(Figure dataset records)
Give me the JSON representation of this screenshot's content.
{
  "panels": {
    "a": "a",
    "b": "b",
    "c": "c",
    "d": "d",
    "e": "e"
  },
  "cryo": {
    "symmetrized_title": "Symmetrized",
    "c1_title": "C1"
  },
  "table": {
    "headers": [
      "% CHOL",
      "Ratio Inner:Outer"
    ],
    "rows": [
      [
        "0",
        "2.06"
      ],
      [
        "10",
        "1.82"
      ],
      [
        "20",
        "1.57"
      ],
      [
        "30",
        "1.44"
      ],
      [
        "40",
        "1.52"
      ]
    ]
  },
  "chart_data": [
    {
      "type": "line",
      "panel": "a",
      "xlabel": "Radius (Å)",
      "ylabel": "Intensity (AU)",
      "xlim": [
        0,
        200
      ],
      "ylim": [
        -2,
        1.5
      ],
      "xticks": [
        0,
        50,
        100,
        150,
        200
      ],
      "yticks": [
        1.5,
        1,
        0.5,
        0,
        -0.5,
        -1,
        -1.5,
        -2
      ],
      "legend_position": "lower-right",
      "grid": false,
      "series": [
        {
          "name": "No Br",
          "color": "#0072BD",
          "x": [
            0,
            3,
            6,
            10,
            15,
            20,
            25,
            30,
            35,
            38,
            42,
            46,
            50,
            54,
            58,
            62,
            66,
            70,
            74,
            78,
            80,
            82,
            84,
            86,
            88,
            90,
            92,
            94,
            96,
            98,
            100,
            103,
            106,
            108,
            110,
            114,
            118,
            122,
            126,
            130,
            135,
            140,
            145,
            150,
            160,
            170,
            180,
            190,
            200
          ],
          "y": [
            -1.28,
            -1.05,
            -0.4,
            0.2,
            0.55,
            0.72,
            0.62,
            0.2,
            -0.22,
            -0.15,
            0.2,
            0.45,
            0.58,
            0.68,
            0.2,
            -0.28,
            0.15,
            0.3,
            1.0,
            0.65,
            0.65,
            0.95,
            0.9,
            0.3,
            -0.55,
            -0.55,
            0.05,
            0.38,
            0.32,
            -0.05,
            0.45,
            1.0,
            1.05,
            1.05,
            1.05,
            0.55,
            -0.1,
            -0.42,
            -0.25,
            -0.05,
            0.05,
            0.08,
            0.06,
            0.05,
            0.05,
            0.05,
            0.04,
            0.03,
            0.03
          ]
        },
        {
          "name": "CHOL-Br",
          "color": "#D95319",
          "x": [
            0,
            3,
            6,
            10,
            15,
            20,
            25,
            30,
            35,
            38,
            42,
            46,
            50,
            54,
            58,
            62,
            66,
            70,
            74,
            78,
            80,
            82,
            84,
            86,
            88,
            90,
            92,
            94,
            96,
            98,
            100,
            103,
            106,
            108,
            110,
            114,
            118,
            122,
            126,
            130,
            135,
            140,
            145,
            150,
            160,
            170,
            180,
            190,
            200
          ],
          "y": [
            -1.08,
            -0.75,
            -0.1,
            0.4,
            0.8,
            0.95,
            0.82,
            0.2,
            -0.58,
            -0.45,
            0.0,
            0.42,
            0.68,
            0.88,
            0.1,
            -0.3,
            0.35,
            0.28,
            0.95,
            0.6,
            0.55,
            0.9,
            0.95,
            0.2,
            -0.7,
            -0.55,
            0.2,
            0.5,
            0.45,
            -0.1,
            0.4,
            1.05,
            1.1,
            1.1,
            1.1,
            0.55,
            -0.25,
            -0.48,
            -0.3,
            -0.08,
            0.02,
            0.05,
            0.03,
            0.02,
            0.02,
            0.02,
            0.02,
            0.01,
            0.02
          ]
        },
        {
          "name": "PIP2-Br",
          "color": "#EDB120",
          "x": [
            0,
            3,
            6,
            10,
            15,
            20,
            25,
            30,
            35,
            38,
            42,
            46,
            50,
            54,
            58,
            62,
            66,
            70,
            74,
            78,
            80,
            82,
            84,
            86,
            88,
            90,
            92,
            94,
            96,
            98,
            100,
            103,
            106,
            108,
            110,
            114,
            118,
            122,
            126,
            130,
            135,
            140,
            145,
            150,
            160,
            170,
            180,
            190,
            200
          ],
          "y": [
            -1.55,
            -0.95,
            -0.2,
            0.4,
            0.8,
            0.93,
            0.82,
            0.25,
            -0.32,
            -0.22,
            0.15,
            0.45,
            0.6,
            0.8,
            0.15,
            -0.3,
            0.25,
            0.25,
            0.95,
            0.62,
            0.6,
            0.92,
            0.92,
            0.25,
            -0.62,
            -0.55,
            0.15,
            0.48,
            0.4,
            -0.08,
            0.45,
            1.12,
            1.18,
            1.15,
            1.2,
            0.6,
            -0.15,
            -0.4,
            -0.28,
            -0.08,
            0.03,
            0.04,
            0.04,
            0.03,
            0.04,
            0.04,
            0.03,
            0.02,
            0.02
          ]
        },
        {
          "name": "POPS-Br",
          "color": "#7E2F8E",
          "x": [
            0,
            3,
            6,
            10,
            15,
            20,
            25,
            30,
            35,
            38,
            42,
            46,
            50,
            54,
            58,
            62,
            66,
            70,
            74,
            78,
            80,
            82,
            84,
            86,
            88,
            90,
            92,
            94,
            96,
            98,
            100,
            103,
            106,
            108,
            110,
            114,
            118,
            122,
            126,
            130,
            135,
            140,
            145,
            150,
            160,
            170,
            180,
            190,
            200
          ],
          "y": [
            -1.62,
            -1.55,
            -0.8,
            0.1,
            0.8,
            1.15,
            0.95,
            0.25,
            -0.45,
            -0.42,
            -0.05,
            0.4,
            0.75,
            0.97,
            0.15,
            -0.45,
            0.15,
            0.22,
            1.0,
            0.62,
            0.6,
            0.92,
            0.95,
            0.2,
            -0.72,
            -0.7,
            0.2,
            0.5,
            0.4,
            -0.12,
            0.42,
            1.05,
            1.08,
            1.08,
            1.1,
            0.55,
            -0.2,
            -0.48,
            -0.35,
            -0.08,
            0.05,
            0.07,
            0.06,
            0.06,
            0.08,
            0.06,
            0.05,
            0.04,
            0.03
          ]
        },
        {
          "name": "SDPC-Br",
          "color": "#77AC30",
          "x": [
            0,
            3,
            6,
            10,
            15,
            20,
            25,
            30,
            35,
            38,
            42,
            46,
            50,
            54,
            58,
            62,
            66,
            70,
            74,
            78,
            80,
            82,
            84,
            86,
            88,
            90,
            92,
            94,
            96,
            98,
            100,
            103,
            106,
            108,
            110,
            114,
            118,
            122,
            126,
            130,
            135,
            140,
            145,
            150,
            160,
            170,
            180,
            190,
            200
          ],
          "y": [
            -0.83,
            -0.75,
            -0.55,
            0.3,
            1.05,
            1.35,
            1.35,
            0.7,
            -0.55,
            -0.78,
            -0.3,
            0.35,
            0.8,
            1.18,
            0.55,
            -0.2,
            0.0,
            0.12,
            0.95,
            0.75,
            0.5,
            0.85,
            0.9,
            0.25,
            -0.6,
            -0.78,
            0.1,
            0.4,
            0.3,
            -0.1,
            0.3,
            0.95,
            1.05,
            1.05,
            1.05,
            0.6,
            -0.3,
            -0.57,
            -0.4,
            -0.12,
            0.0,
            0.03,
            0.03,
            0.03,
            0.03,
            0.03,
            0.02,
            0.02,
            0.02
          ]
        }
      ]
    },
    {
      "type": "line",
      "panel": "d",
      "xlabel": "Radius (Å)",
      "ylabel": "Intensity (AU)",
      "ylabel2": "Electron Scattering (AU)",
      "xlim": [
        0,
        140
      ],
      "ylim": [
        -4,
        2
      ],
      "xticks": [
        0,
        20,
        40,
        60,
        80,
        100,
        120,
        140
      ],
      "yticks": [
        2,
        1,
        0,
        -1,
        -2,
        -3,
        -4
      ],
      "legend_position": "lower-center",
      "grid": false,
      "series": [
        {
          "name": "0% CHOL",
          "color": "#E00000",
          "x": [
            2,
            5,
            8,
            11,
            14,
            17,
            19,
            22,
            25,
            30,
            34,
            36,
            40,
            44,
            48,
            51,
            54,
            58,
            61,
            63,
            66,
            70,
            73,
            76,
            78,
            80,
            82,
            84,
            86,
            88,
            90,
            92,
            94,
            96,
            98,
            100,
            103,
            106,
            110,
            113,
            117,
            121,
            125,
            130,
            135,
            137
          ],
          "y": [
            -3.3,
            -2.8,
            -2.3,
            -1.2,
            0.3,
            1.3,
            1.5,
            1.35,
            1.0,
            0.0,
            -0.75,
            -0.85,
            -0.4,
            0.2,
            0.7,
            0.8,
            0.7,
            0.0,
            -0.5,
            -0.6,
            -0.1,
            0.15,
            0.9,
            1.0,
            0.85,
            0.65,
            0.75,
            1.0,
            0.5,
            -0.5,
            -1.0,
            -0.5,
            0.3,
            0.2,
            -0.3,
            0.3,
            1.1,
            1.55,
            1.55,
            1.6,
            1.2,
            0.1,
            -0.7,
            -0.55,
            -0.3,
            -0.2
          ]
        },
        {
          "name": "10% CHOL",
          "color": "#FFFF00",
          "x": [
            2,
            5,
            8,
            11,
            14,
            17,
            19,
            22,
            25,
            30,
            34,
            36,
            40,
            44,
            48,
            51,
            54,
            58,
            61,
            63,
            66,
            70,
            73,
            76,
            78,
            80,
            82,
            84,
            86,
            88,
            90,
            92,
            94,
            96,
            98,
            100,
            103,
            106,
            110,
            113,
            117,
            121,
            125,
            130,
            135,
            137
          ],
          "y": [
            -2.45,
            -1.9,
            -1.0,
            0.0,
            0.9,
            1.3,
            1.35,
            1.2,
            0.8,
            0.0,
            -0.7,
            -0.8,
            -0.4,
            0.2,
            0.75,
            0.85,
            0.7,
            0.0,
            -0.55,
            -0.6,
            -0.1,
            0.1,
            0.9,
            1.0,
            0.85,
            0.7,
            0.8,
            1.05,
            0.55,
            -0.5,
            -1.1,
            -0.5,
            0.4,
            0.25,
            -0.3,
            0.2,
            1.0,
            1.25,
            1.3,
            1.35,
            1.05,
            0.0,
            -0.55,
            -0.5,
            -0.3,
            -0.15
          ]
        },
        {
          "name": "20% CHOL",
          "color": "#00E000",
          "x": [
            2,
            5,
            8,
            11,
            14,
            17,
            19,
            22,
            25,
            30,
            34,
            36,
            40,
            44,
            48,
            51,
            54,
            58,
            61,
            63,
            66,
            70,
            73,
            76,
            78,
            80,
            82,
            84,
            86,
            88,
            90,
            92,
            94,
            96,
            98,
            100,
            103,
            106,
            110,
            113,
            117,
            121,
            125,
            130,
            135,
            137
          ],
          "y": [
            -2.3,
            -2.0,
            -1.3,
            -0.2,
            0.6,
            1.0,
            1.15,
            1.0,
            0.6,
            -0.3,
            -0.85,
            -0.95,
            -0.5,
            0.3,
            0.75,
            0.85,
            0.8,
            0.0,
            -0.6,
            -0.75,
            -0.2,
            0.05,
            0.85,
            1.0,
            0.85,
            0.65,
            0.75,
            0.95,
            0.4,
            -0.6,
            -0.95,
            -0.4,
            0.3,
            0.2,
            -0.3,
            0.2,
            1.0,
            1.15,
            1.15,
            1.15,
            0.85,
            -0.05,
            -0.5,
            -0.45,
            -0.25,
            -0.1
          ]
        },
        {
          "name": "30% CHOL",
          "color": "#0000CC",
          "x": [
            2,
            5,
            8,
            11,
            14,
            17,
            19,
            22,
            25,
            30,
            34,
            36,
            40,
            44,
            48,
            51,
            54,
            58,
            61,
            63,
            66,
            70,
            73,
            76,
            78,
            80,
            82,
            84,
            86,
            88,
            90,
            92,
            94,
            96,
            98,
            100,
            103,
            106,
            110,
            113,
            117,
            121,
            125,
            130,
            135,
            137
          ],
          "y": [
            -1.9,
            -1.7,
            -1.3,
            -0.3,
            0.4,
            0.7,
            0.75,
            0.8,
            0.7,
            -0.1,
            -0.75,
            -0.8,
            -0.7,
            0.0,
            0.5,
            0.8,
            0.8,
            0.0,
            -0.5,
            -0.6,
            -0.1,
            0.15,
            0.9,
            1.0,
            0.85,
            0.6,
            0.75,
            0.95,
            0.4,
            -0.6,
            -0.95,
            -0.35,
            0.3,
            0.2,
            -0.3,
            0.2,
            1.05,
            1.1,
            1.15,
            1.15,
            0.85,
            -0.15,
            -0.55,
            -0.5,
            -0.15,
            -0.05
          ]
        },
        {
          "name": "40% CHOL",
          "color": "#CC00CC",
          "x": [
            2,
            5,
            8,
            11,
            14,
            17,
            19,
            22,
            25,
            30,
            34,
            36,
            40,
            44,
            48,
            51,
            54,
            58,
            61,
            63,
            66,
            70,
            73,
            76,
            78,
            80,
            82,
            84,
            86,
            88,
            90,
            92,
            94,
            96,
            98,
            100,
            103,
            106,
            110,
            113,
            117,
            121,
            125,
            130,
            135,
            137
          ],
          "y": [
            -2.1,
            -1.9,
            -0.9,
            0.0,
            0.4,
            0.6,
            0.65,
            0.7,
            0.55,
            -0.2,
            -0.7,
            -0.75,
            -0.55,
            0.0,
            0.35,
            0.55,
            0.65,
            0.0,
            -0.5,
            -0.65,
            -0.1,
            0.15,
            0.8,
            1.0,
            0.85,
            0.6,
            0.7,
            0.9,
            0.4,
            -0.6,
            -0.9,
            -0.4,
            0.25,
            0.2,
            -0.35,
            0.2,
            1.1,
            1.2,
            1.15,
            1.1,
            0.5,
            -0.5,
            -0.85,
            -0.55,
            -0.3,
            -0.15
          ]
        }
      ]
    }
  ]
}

**EXERCISE DIRECTIONS:** Search the entries for the word "color" and pick out every line that holds it.

**SOLUTION:**
          "color": "#0072BD",
          "color": "#D95319",
          "color": "#EDB120",
          "color": "#7E2F8E",
          "color": "#77AC30",
          "color": "#E00000",
          "color": "#FFFF00",
          "color": "#00E000",
          "color": "#0000CC",
          "color": "#CC00CC",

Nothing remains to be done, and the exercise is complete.